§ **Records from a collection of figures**
-- begin --

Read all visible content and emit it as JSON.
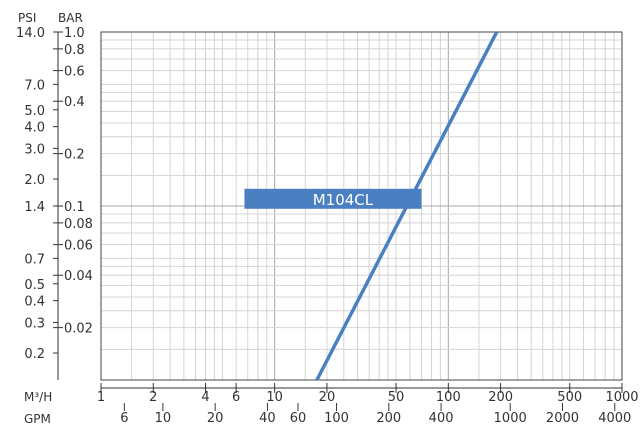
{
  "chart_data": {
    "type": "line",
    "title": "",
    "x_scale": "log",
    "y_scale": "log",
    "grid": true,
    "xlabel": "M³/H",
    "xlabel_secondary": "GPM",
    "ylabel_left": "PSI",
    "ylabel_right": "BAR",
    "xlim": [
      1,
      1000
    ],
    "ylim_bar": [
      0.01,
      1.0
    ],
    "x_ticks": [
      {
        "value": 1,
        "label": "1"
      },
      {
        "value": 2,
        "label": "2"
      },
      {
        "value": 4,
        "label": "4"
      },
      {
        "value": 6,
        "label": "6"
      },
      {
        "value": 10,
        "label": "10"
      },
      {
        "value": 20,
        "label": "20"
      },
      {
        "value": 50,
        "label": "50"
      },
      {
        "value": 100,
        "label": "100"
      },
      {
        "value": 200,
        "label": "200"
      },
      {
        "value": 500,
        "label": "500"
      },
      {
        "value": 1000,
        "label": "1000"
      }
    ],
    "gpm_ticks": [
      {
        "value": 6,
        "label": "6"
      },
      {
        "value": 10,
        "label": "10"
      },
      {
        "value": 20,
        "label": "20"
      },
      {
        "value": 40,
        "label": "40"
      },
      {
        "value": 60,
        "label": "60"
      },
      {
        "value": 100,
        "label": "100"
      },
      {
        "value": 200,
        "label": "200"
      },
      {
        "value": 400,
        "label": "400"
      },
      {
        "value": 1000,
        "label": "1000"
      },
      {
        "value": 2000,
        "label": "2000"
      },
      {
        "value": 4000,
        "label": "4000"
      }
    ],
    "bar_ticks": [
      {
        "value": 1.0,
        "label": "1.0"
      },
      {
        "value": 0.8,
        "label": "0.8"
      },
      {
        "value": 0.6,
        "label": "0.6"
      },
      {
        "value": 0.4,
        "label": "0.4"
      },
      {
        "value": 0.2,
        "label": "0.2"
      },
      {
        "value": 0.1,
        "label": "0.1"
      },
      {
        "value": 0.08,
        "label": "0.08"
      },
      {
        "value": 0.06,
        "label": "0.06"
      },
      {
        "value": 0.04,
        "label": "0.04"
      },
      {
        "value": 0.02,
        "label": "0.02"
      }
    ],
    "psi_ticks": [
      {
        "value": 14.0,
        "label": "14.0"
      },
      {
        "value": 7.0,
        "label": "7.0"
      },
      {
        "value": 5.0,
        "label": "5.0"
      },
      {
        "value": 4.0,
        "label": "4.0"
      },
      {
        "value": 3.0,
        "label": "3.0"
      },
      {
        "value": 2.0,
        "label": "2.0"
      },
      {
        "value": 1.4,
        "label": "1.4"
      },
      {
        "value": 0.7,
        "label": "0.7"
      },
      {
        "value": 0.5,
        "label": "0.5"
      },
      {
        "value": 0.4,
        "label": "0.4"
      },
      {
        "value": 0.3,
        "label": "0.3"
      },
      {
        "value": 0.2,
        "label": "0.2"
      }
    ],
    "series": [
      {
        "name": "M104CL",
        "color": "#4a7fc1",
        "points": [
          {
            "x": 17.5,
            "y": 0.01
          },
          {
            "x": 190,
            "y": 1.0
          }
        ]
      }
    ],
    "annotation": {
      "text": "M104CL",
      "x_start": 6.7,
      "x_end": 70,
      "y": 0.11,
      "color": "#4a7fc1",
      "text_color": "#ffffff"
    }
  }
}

-- end --

Reproduce the material above verbatim; omit every picture.

Read all visible content and emit it as JSON.
{
  "chart_data": {
    "type": "line",
    "title": "",
    "x_scale": "log",
    "y_scale": "log",
    "grid": true,
    "xlabel": "M³/H",
    "xlabel_secondary": "GPM",
    "ylabel_left": "PSI",
    "ylabel_right": "BAR",
    "xlim": [
      1,
      1000
    ],
    "ylim_bar": [
      0.01,
      1.0
    ],
    "x_ticks": [
      {
        "value": 1,
        "label": "1"
      },
      {
        "value": 2,
        "label": "2"
      },
      {
        "value": 4,
        "label": "4"
      },
      {
        "value": 6,
        "label": "6"
      },
      {
        "value": 10,
        "label": "10"
      },
      {
        "value": 20,
        "label": "20"
      },
      {
        "value": 50,
        "label": "50"
      },
      {
        "value": 100,
        "label": "100"
      },
      {
        "value": 200,
        "label": "200"
      },
      {
        "value": 500,
        "label": "500"
      },
      {
        "value": 1000,
        "label": "1000"
      }
    ],
    "gpm_ticks": [
      {
        "value": 6,
        "label": "6"
      },
      {
        "value": 10,
        "label": "10"
      },
      {
        "value": 20,
        "label": "20"
      },
      {
        "value": 40,
        "label": "40"
      },
      {
        "value": 60,
        "label": "60"
      },
      {
        "value": 100,
        "label": "100"
      },
      {
        "value": 200,
        "label": "200"
      },
      {
        "value": 400,
        "label": "400"
      },
      {
        "value": 1000,
        "label": "1000"
      },
      {
        "value": 2000,
        "label": "2000"
      },
      {
        "value": 4000,
        "label": "4000"
      }
    ],
    "bar_ticks": [
      {
        "value": 1.0,
        "label": "1.0"
      },
      {
        "value": 0.8,
        "label": "0.8"
      },
      {
        "value": 0.6,
        "label": "0.6"
      },
      {
        "value": 0.4,
        "label": "0.4"
      },
      {
        "value": 0.2,
        "label": "0.2"
      },
      {
        "value": 0.1,
        "label": "0.1"
      },
      {
        "value": 0.08,
        "label": "0.08"
      },
      {
        "value": 0.06,
        "label": "0.06"
      },
      {
        "value": 0.04,
        "label": "0.04"
      },
      {
        "value": 0.02,
        "label": "0.02"
      }
    ],
    "psi_ticks": [
      {
        "value": 14.0,
        "label": "14.0"
      },
      {
        "value": 7.0,
        "label": "7.0"
      },
      {
        "value": 5.0,
        "label": "5.0"
      },
      {
        "value": 4.0,
        "label": "4.0"
      },
      {
        "value": 3.0,
        "label": "3.0"
      },
      {
        "value": 2.0,
        "label": "2.0"
      },
      {
        "value": 1.4,
        "label": "1.4"
      },
      {
        "value": 0.7,
        "label": "0.7"
      },
      {
        "value": 0.5,
        "label": "0.5"
      },
      {
        "value": 0.4,
        "label": "0.4"
      },
      {
        "value": 0.3,
        "label": "0.3"
      },
      {
        "value": 0.2,
        "label": "0.2"
      }
    ],
    "series": [
      {
        "name": "M104CL",
        "color": "#4a7fc1",
        "points": [
          {
            "x": 17.5,
            "y": 0.01
          },
          {
            "x": 190,
            "y": 1.0
          }
        ]
      }
    ],
    "annotation": {
      "text": "M104CL",
      "x_start": 6.7,
      "x_end": 70,
      "y": 0.11,
      "color": "#4a7fc1",
      "text_color": "#ffffff"
    }
  }
}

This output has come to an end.